───── Records provided ─────
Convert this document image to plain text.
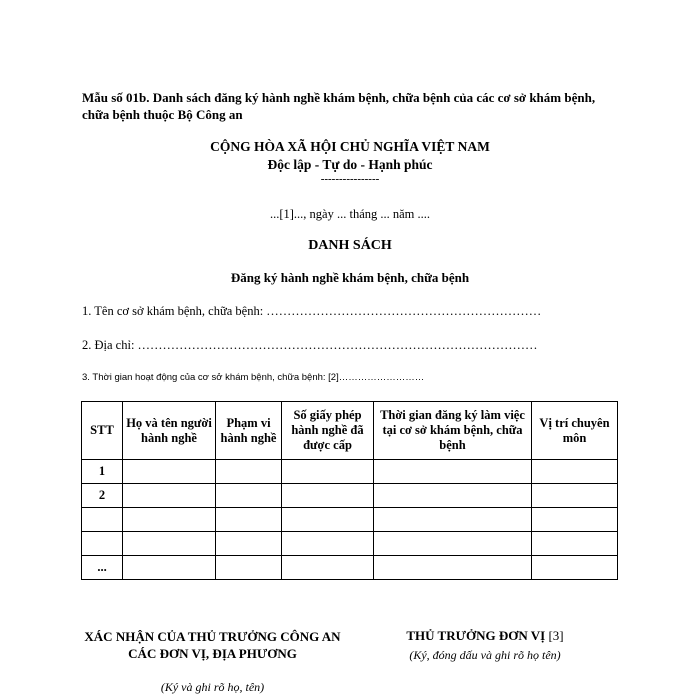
Mẫu số 01b. Danh sách đăng ký hành nghề khám bệnh, chữa bệnh của các cơ sở khám bệnh, chữa bệnh thuộc Bộ Công an
CỘNG HÒA XÃ HỘI CHỦ NGHĨA VIỆT NAM
Độc lập - Tự do - Hạnh phúc
----------------
...[1]..., ngày ... tháng ... năm ....
DANH SÁCH
Đăng ký hành nghề khám bệnh, chữa bệnh
1. Tên cơ sở khám bệnh, chữa bệnh: …………………………………………………………
2. Địa chỉ: ……………………………………………………………………………………
3. Thời gian hoạt động của cơ sở khám bệnh, chữa bệnh: [2]………………………
STT	Họ và tên người hành nghề	Phạm vi hành nghề	Số giấy phép hành nghề đã được cấp	Thời gian đăng ký làm việc tại cơ sở khám bệnh, chữa bệnh	Vị trí chuyên môn
1					
2					

...					
XÁC NHẬN CỦA THỦ TRƯỞNG CÔNG AN
CÁC ĐƠN VỊ, ĐỊA PHƯƠNG
(Ký và ghi rõ họ, tên)
THỦ TRƯỞNG ĐƠN VỊ [3]
(Ký, đóng dấu và ghi rõ họ tên)
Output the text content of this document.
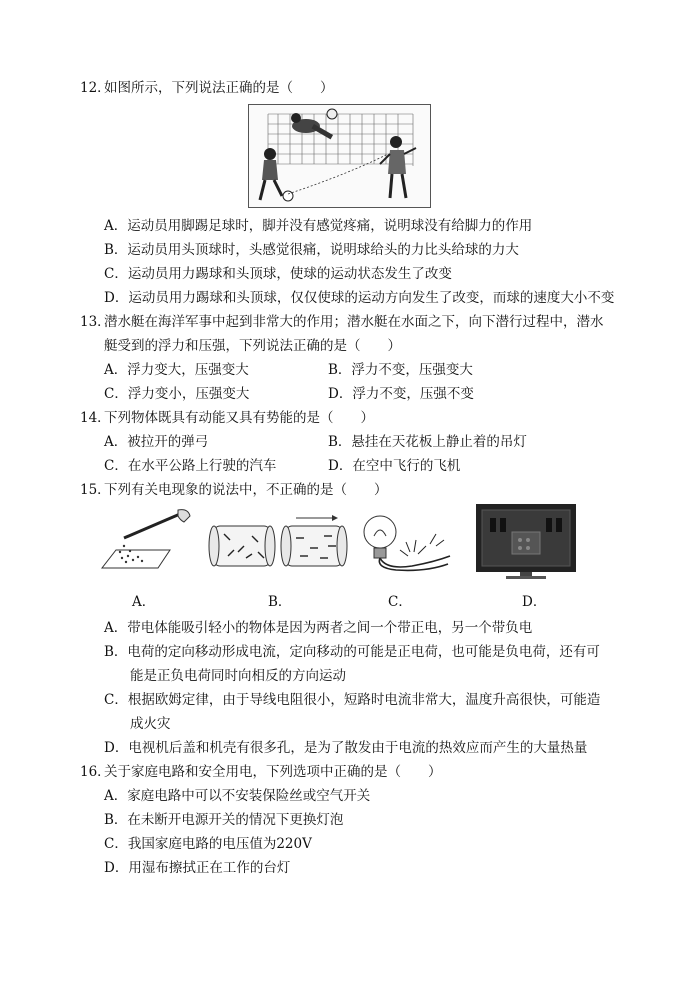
12．
如图所示，下列说法正确的是（　　）
A．运动员用脚踢足球时，脚并没有感觉疼痛，说明球没有给脚力的作用
B．运动员用头顶球时，头感觉很痛，说明球给头的力比头给球的力大
C．运动员用力踢球和头顶球，使球的运动状态发生了改变
D．运动员用力踢球和头顶球，仅仅使球的运动方向发生了改变，而球的速度大小不变
13．
潜水艇在海洋军事中起到非常大的作用；潜水艇在水面之下，向下潜行过程中，潜水
艇受到的浮力和压强，下列说法正确的是（　　）
A．浮力变大，压强变大	B．浮力不变，压强变大
C．浮力变小，压强变大	D．浮力不变，压强不变
14．
下列物体既具有动能又具有势能的是（　　）
A．被拉开的弹弓	B．悬挂在天花板上静止着的吊灯
C．在水平公路上行驶的汽车	D．在空中飞行的飞机
15．
下列有关电现象的说法中，不正确的是（　　）
A．	B．	C．	D．
A．带电体能吸引轻小的物体是因为两者之间一个带正电，另一个带负电
B．电荷的定向移动形成电流，定向移动的可能是正电荷，也可能是负电荷，还有可
能是正负电荷同时向相反的方向运动
C．根据欧姆定律，由于导线电阻很小，短路时电流非常大，温度升高很快，可能造
成火灾
D．电视机后盖和机壳有很多孔，是为了散发由于电流的热效应而产生的大量热量
16．
关于家庭电路和安全用电，下列选项中正确的是（　　）
A．家庭电路中可以不安装保险丝或空气开关
B．在未断开电源开关的情况下更换灯泡
C．我国家庭电路的电压值为220V
D．用湿布擦拭正在工作的台灯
─────
__Task requirements__.
In the records above, collect each line with "Thời".

__Complete answer__.
3. Thời gian hoạt động của cơ sở khám bệnh, chữa bệnh: [2]………………………
STT	Họ và tên người hành nghề	Phạm vi hành nghề	Số giấy phép hành nghề đã được cấp	Thời gian đăng ký làm việc tại cơ sở khám bệnh, chữa bệnh	Vị trí chuyên môn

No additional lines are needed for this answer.